Exercise prompt: Reproduce every line of the records below verbatim, with no changes.

Bounding box entries:
┌──
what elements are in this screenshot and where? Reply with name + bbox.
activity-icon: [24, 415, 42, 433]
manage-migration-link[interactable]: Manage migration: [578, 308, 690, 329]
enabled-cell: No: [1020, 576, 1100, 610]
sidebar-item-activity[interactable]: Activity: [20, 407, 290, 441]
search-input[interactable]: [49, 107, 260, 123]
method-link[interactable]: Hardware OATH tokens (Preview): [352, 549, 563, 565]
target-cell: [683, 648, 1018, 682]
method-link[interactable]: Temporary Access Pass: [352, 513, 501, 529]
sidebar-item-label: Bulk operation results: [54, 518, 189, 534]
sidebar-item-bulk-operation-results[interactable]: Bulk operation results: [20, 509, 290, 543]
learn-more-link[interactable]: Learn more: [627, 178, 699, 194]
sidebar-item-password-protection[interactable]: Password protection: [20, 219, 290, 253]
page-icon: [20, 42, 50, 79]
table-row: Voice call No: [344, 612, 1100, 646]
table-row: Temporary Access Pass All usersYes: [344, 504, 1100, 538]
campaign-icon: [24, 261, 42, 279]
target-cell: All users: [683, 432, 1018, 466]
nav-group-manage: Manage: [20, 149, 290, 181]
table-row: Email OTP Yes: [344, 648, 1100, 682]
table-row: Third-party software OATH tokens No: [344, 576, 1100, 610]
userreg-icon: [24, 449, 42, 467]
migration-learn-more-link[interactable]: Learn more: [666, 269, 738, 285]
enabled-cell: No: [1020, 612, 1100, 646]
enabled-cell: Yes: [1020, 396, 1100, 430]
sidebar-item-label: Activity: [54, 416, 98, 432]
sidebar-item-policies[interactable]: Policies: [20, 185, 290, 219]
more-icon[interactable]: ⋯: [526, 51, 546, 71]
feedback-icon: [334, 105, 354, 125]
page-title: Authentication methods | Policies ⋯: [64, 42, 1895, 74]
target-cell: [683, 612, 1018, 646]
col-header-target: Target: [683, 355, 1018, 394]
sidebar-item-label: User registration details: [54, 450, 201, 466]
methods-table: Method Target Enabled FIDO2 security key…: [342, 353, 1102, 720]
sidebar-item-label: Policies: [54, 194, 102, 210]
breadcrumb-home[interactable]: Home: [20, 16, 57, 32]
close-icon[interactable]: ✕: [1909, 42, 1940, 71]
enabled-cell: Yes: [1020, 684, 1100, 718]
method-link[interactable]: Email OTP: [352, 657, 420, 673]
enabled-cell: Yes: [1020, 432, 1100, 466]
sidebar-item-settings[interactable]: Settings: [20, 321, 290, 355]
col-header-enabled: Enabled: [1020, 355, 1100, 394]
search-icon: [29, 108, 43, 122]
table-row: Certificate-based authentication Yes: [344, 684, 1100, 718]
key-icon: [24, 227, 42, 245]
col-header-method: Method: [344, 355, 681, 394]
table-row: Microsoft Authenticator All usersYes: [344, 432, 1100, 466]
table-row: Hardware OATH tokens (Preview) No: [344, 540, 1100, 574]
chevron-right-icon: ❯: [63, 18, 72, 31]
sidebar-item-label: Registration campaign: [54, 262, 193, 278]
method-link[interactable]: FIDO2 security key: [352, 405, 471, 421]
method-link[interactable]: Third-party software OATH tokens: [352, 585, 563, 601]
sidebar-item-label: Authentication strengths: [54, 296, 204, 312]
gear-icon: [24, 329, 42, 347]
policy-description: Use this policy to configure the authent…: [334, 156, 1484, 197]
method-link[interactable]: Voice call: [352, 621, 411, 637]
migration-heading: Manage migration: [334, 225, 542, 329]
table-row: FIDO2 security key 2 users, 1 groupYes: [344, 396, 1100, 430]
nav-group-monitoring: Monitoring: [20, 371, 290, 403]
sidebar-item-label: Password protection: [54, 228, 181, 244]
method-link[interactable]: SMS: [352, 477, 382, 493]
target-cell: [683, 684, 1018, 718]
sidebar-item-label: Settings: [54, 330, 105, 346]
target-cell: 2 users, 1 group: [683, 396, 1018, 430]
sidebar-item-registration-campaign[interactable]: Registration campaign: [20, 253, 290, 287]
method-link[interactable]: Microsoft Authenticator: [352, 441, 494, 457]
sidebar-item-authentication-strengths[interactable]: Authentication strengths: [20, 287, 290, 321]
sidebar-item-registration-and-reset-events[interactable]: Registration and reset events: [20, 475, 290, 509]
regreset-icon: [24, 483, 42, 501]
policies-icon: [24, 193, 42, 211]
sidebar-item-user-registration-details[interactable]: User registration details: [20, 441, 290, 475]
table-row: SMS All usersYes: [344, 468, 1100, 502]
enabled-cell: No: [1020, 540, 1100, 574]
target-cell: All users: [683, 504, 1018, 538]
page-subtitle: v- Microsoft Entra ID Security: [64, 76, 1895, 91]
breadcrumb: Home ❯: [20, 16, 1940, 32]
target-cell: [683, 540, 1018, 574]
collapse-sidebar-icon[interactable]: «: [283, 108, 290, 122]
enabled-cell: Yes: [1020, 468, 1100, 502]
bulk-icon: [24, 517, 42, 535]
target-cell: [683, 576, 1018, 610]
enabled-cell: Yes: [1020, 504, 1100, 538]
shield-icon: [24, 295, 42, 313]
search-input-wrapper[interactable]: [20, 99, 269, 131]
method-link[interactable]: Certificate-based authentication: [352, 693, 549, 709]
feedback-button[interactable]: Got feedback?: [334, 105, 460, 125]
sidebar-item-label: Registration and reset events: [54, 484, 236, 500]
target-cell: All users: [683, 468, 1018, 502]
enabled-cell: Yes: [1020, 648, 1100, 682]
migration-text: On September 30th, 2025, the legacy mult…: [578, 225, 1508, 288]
└──
Answer to this exercise:
what elements are in this screenshot and where? Reply with name + bbox.
activity-icon: [24, 415, 42, 433]
manage-migration-link[interactable]: Manage migration: [578, 308, 690, 329]
enabled-cell: No: [1020, 576, 1100, 610]
sidebar-item-activity[interactable]: Activity: [20, 407, 290, 441]
search-input[interactable]: [49, 107, 260, 123]
method-link[interactable]: Hardware OATH tokens (Preview): [352, 549, 563, 565]
target-cell: [683, 648, 1018, 682]
method-link[interactable]: Temporary Access Pass: [352, 513, 501, 529]
sidebar-item-label: Bulk operation results: [54, 518, 189, 534]
sidebar-item-bulk-operation-results[interactable]: Bulk operation results: [20, 509, 290, 543]
learn-more-link[interactable]: Learn more: [627, 178, 699, 194]
sidebar-item-password-protection[interactable]: Password protection: [20, 219, 290, 253]
page-icon: [20, 42, 50, 79]
table-row: Voice call No: [344, 612, 1100, 646]
table-row: Temporary Access Pass All usersYes: [344, 504, 1100, 538]
campaign-icon: [24, 261, 42, 279]
target-cell: All users: [683, 432, 1018, 466]
nav-group-manage: Manage: [20, 149, 290, 181]
table-row: Email OTP Yes: [344, 648, 1100, 682]
table-row: Third-party software OATH tokens No: [344, 576, 1100, 610]
userreg-icon: [24, 449, 42, 467]
migration-learn-more-link[interactable]: Learn more: [666, 269, 738, 285]
enabled-cell: No: [1020, 612, 1100, 646]
enabled-cell: Yes: [1020, 396, 1100, 430]
sidebar-item-label: Activity: [54, 416, 98, 432]
sidebar-item-policies[interactable]: Policies: [20, 185, 290, 219]
more-icon[interactable]: ⋯: [526, 51, 546, 71]
feedback-icon: [334, 105, 354, 125]
page-title: Authentication methods | Policies ⋯: [64, 42, 1895, 74]
target-cell: [683, 612, 1018, 646]
col-header-target: Target: [683, 355, 1018, 394]
sidebar-item-label: User registration details: [54, 450, 201, 466]
methods-table: Method Target Enabled FIDO2 security key…: [342, 353, 1102, 720]
sidebar-item-label: Policies: [54, 194, 102, 210]
breadcrumb-home[interactable]: Home: [20, 16, 57, 32]
close-icon[interactable]: ✕: [1909, 42, 1940, 71]
enabled-cell: Yes: [1020, 684, 1100, 718]
method-link[interactable]: Email OTP: [352, 657, 420, 673]
enabled-cell: Yes: [1020, 432, 1100, 466]
sidebar-item-settings[interactable]: Settings: [20, 321, 290, 355]
col-header-enabled: Enabled: [1020, 355, 1100, 394]
search-icon: [29, 108, 43, 122]
table-row: Certificate-based authentication Yes: [344, 684, 1100, 718]
key-icon: [24, 227, 42, 245]
col-header-method: Method: [344, 355, 681, 394]
table-row: Microsoft Authenticator All usersYes: [344, 432, 1100, 466]
table-row: Hardware OATH tokens (Preview) No: [344, 540, 1100, 574]
chevron-right-icon: ❯: [63, 18, 72, 31]
sidebar-item-label: Registration campaign: [54, 262, 193, 278]
method-link[interactable]: FIDO2 security key: [352, 405, 471, 421]
method-link[interactable]: Third-party software OATH tokens: [352, 585, 563, 601]
sidebar-item-label: Authentication strengths: [54, 296, 204, 312]
gear-icon: [24, 329, 42, 347]
policy-description: Use this policy to configure the authent…: [334, 156, 1484, 197]
method-link[interactable]: Voice call: [352, 621, 411, 637]
migration-heading: Manage migration: [334, 225, 542, 329]
table-row: FIDO2 security key 2 users, 1 groupYes: [344, 396, 1100, 430]
nav-group-monitoring: Monitoring: [20, 371, 290, 403]
sidebar-item-label: Password protection: [54, 228, 181, 244]
method-link[interactable]: SMS: [352, 477, 382, 493]
target-cell: [683, 684, 1018, 718]
sidebar-item-label: Settings: [54, 330, 105, 346]
target-cell: 2 users, 1 group: [683, 396, 1018, 430]
sidebar-item-registration-campaign[interactable]: Registration campaign: [20, 253, 290, 287]
method-link[interactable]: Microsoft Authenticator: [352, 441, 494, 457]
sidebar-item-authentication-strengths[interactable]: Authentication strengths: [20, 287, 290, 321]
sidebar-item-registration-and-reset-events[interactable]: Registration and reset events: [20, 475, 290, 509]
regreset-icon: [24, 483, 42, 501]
policies-icon: [24, 193, 42, 211]
sidebar-item-user-registration-details[interactable]: User registration details: [20, 441, 290, 475]
table-row: SMS All usersYes: [344, 468, 1100, 502]
enabled-cell: No: [1020, 540, 1100, 574]
target-cell: All users: [683, 504, 1018, 538]
page-subtitle: v- Microsoft Entra ID Security: [64, 76, 1895, 91]
breadcrumb: Home ❯: [20, 16, 1940, 32]
target-cell: [683, 540, 1018, 574]
collapse-sidebar-icon[interactable]: «: [283, 108, 290, 122]
enabled-cell: Yes: [1020, 468, 1100, 502]
bulk-icon: [24, 517, 42, 535]
target-cell: [683, 576, 1018, 610]
enabled-cell: Yes: [1020, 504, 1100, 538]
shield-icon: [24, 295, 42, 313]
search-input-wrapper[interactable]: [20, 99, 269, 131]
method-link[interactable]: Certificate-based authentication: [352, 693, 549, 709]
feedback-button[interactable]: Got feedback?: [334, 105, 460, 125]
sidebar-item-label: Registration and reset events: [54, 484, 236, 500]
target-cell: All users: [683, 468, 1018, 502]
enabled-cell: Yes: [1020, 648, 1100, 682]
migration-text: On September 30th, 2025, the legacy mult…: [578, 225, 1508, 288]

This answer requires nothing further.